### [SELECTED EXCERPT]
*-*-*
# variant map



## Furcifer158 (Feb 16, 2008)

Just saw this online today thought it was cool
enjoy
http://www.cichlidae.com/sections/tb/di ... efault.php


----------



## Boby_ (Oct 10, 2002)

Somebody invested in this a lot of time and effort but I'm afraid that it is too old already.


----------



## BrownBullhead (May 15, 2005)

Boby_: Jessica Miller published that map in 1997. No one can debate the age of the publication, but it is still a nice graphical representation of the "where" behind the Tropheus variants. I saw one other simlar map once-upon-a-time, but honestly, I can't recall the URL.


----------



## BrownBullhead (May 15, 2005)

Actually, here is the one I was thinking of.


----------



## 24Tropheus (Jun 21, 2006)

All good stuff I think.
Also
HeatherinNH
in
Trophs.com is trying to build an interactive one from photos.
Check it out.
And add to it please.
Or make a better one. :drooling:

http://trophs.com/forums/index.php?show ... entry10270
http://maps.google.com/maps/ms?hl=en&ie ... db&t=k&z=7

I think the one with the most types is still Peter Schupke Tropheus aqualog book one. From 2000 it is getting dated? Has anyone done the updates?
*-*-*
### [SUPPLIED ENTRIES]
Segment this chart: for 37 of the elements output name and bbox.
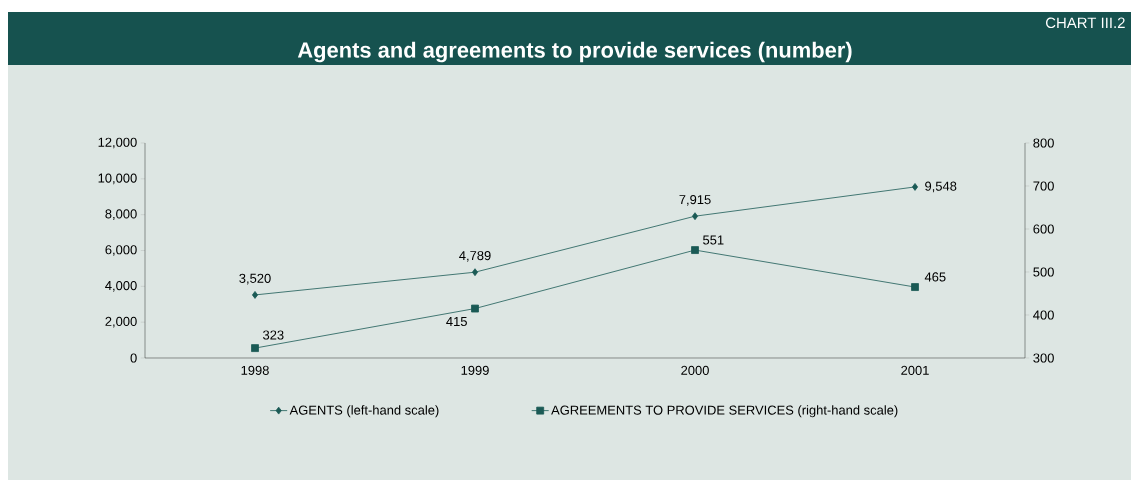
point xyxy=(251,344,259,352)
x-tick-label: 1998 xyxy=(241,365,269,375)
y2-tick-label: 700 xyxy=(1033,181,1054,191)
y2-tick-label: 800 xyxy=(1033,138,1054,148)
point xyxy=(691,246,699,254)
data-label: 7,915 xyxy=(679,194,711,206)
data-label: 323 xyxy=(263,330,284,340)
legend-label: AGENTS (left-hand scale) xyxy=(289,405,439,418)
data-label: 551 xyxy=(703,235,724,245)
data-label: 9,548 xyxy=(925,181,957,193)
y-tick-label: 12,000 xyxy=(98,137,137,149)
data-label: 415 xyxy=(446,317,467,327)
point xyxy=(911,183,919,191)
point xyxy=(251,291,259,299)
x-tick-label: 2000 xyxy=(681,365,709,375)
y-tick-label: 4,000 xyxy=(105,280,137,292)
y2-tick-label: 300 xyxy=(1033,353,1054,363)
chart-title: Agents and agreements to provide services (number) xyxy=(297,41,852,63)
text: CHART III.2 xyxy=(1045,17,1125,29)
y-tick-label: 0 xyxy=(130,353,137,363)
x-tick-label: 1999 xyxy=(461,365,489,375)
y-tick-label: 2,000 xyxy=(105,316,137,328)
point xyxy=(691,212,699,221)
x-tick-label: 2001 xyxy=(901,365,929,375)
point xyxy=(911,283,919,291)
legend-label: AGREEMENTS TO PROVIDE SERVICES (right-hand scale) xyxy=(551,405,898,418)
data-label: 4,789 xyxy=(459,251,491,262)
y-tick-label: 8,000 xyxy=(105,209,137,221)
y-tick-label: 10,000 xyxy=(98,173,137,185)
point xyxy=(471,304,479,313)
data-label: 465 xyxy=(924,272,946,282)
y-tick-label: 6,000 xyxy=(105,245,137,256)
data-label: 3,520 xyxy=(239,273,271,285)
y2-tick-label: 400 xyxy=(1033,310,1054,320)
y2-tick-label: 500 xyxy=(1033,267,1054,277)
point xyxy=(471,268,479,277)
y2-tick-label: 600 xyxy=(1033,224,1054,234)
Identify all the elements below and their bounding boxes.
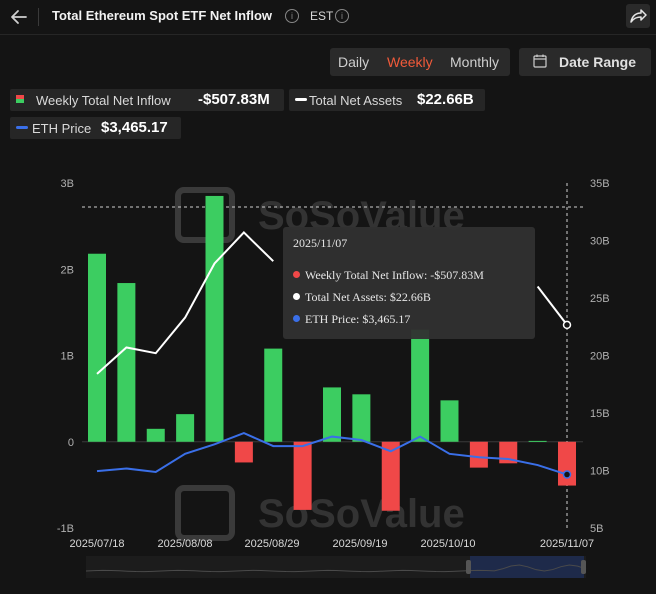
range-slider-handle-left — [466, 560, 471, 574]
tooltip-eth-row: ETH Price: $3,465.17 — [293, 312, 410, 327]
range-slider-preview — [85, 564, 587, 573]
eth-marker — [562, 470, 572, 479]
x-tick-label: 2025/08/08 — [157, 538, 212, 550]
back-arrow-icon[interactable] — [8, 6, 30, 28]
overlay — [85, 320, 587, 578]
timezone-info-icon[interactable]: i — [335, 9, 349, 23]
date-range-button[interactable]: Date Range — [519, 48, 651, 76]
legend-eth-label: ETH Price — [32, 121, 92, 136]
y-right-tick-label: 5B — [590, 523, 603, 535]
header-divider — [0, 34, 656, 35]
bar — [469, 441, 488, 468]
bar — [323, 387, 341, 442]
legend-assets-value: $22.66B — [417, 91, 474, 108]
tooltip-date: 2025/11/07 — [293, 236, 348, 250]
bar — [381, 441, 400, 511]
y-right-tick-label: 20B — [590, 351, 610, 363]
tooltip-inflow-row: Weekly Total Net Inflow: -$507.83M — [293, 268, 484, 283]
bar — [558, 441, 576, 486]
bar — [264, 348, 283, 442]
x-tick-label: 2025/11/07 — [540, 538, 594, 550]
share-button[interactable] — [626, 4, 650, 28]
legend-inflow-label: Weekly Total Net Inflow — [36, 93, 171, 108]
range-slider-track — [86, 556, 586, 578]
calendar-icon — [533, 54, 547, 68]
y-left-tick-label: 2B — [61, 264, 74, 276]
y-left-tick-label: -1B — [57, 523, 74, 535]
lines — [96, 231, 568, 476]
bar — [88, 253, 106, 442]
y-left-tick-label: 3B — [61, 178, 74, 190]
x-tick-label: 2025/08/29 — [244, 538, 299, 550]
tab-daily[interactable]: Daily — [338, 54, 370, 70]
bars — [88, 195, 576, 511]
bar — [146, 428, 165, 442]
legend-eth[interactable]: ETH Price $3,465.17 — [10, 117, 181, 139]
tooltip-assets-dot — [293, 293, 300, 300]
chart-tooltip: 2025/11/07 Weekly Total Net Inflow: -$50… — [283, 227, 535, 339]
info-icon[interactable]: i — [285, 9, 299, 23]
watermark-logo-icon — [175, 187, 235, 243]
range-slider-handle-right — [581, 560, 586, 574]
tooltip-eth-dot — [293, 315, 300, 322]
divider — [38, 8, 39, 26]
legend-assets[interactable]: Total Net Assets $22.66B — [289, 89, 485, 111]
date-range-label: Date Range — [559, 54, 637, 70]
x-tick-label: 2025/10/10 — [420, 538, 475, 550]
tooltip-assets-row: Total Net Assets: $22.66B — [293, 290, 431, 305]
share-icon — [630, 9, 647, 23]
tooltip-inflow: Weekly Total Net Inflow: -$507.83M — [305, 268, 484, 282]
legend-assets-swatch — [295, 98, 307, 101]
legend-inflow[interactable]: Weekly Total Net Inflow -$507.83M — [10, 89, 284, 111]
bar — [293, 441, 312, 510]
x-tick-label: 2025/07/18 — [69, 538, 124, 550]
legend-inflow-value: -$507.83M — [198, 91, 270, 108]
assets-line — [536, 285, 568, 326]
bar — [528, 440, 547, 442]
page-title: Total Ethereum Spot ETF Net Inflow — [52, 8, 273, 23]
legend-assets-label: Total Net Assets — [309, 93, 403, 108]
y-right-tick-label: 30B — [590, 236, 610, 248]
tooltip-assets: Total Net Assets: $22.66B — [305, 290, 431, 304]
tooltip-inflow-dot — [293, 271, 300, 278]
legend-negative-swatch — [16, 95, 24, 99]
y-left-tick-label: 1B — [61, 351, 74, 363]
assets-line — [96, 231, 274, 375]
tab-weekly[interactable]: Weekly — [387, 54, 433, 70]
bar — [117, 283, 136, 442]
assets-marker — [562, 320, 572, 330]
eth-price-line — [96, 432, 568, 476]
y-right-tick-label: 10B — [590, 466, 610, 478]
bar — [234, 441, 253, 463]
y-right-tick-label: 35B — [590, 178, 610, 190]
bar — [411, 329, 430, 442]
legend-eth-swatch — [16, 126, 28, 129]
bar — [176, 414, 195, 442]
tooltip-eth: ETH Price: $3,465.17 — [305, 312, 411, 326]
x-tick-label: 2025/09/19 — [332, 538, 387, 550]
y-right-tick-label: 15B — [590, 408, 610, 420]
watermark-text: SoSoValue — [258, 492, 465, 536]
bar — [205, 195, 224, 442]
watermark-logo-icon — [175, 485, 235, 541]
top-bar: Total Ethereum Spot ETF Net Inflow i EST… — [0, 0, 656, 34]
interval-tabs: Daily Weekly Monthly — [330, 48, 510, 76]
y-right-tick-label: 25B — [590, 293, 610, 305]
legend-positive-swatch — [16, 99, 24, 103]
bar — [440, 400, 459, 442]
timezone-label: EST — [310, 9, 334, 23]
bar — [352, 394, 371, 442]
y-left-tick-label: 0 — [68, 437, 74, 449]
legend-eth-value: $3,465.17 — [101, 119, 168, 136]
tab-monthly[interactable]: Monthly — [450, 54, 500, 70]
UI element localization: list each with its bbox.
*-*-*
### [TO DO]
Do these statements agree with the variant map thread? For each, answer yes or no and quote the words that decide it.
1. The map was published in 1997.
2. Boby_ considers the map up to date.
3. The interactive map on Trophs.com is being built from photos.

### [TASK OUTPUT]
1. Yes: "Jessica Miller published that map in 1997."
2. No: "I'm afraid that it is too old already."
3. Yes: "is trying to build an interactive one from photos."